### Extracted records
━━━━━━━━━━━━━━━━

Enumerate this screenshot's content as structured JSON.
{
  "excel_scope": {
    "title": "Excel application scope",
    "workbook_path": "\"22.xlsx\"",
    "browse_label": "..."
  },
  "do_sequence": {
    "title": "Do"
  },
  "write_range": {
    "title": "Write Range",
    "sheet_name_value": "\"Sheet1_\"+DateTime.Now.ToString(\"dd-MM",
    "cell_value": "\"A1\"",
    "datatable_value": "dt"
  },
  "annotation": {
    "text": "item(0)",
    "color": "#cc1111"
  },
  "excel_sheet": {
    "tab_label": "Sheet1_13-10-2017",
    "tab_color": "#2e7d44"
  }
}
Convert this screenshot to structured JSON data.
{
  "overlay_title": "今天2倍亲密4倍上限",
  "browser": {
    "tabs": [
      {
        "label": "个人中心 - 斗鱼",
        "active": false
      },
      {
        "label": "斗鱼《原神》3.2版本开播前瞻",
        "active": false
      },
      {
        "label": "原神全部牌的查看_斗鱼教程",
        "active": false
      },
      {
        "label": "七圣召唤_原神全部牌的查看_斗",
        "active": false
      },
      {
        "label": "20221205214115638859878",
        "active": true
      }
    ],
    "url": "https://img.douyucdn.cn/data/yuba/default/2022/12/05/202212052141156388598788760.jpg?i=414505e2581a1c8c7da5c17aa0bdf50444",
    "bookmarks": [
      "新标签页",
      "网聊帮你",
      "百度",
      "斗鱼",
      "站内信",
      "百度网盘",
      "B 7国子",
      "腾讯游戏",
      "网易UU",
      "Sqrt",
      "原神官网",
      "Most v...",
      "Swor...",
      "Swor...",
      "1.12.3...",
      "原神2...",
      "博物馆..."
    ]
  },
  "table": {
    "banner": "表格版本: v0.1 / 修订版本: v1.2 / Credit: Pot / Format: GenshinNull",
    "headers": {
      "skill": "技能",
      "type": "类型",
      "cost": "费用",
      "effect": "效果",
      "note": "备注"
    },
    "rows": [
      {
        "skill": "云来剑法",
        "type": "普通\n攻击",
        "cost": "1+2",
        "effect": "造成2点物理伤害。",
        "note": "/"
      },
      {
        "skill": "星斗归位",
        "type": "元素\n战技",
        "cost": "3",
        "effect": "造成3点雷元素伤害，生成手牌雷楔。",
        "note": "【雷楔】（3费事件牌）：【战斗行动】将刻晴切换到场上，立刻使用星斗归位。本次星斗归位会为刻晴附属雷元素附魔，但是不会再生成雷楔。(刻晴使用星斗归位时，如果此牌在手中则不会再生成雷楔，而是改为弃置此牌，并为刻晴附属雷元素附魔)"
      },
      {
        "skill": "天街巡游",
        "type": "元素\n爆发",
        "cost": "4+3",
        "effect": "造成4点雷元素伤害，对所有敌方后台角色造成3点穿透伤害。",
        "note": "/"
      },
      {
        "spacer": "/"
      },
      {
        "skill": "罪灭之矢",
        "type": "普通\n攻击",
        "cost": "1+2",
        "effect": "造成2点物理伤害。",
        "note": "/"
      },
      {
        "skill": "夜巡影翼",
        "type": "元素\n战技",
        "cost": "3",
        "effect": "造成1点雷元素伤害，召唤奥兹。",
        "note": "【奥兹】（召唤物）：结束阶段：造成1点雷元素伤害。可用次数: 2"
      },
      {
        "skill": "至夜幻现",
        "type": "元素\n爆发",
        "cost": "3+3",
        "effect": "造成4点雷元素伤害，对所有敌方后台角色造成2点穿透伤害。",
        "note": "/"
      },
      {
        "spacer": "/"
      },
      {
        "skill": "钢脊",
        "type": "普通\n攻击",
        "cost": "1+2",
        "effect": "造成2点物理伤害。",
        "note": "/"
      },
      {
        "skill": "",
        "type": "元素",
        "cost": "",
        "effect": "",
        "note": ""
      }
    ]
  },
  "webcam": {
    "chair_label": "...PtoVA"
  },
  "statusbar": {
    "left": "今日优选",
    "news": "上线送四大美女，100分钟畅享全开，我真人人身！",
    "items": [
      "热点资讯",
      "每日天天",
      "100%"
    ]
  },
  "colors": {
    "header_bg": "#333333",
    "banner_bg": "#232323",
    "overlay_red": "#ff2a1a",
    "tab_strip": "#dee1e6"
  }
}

━━━━━━━━━━━━━━━━

### Written request
Give all of the entries again, word for word.

### Output for this task
Enumerate this screenshot's content as structured JSON.
{
  "excel_scope": {
    "title": "Excel application scope",
    "workbook_path": "\"22.xlsx\"",
    "browse_label": "..."
  },
  "do_sequence": {
    "title": "Do"
  },
  "write_range": {
    "title": "Write Range",
    "sheet_name_value": "\"Sheet1_\"+DateTime.Now.ToString(\"dd-MM",
    "cell_value": "\"A1\"",
    "datatable_value": "dt"
  },
  "annotation": {
    "text": "item(0)",
    "color": "#cc1111"
  },
  "excel_sheet": {
    "tab_label": "Sheet1_13-10-2017",
    "tab_color": "#2e7d44"
  }
}
Convert this screenshot to structured JSON data.
{
  "overlay_title": "今天2倍亲密4倍上限",
  "browser": {
    "tabs": [
      {
        "label": "个人中心 - 斗鱼",
        "active": false
      },
      {
        "label": "斗鱼《原神》3.2版本开播前瞻",
        "active": false
      },
      {
        "label": "原神全部牌的查看_斗鱼教程",
        "active": false
      },
      {
        "label": "七圣召唤_原神全部牌的查看_斗",
        "active": false
      },
      {
        "label": "20221205214115638859878",
        "active": true
      }
    ],
    "url": "https://img.douyucdn.cn/data/yuba/default/2022/12/05/202212052141156388598788760.jpg?i=414505e2581a1c8c7da5c17aa0bdf50444",
    "bookmarks": [
      "新标签页",
      "网聊帮你",
      "百度",
      "斗鱼",
      "站内信",
      "百度网盘",
      "B 7国子",
      "腾讯游戏",
      "网易UU",
      "Sqrt",
      "原神官网",
      "Most v...",
      "Swor...",
      "Swor...",
      "1.12.3...",
      "原神2...",
      "博物馆..."
    ]
  },
  "table": {
    "banner": "表格版本: v0.1 / 修订版本: v1.2 / Credit: Pot / Format: GenshinNull",
    "headers": {
      "skill": "技能",
      "type": "类型",
      "cost": "费用",
      "effect": "效果",
      "note": "备注"
    },
    "rows": [
      {
        "skill": "云来剑法",
        "type": "普通\n攻击",
        "cost": "1+2",
        "effect": "造成2点物理伤害。",
        "note": "/"
      },
      {
        "skill": "星斗归位",
        "type": "元素\n战技",
        "cost": "3",
        "effect": "造成3点雷元素伤害，生成手牌雷楔。",
        "note": "【雷楔】（3费事件牌）：【战斗行动】将刻晴切换到场上，立刻使用星斗归位。本次星斗归位会为刻晴附属雷元素附魔，但是不会再生成雷楔。(刻晴使用星斗归位时，如果此牌在手中则不会再生成雷楔，而是改为弃置此牌，并为刻晴附属雷元素附魔)"
      },
      {
        "skill": "天街巡游",
        "type": "元素\n爆发",
        "cost": "4+3",
        "effect": "造成4点雷元素伤害，对所有敌方后台角色造成3点穿透伤害。",
        "note": "/"
      },
      {
        "spacer": "/"
      },
      {
        "skill": "罪灭之矢",
        "type": "普通\n攻击",
        "cost": "1+2",
        "effect": "造成2点物理伤害。",
        "note": "/"
      },
      {
        "skill": "夜巡影翼",
        "type": "元素\n战技",
        "cost": "3",
        "effect": "造成1点雷元素伤害，召唤奥兹。",
        "note": "【奥兹】（召唤物）：结束阶段：造成1点雷元素伤害。可用次数: 2"
      },
      {
        "skill": "至夜幻现",
        "type": "元素\n爆发",
        "cost": "3+3",
        "effect": "造成4点雷元素伤害，对所有敌方后台角色造成2点穿透伤害。",
        "note": "/"
      },
      {
        "spacer": "/"
      },
      {
        "skill": "钢脊",
        "type": "普通\n攻击",
        "cost": "1+2",
        "effect": "造成2点物理伤害。",
        "note": "/"
      },
      {
        "skill": "",
        "type": "元素",
        "cost": "",
        "effect": "",
        "note": ""
      }
    ]
  },
  "webcam": {
    "chair_label": "...PtoVA"
  },
  "statusbar": {
    "left": "今日优选",
    "news": "上线送四大美女，100分钟畅享全开，我真人人身！",
    "items": [
      "热点资讯",
      "每日天天",
      "100%"
    ]
  },
  "colors": {
    "header_bg": "#333333",
    "banner_bg": "#232323",
    "overlay_red": "#ff2a1a",
    "tab_strip": "#dee1e6"
  }
}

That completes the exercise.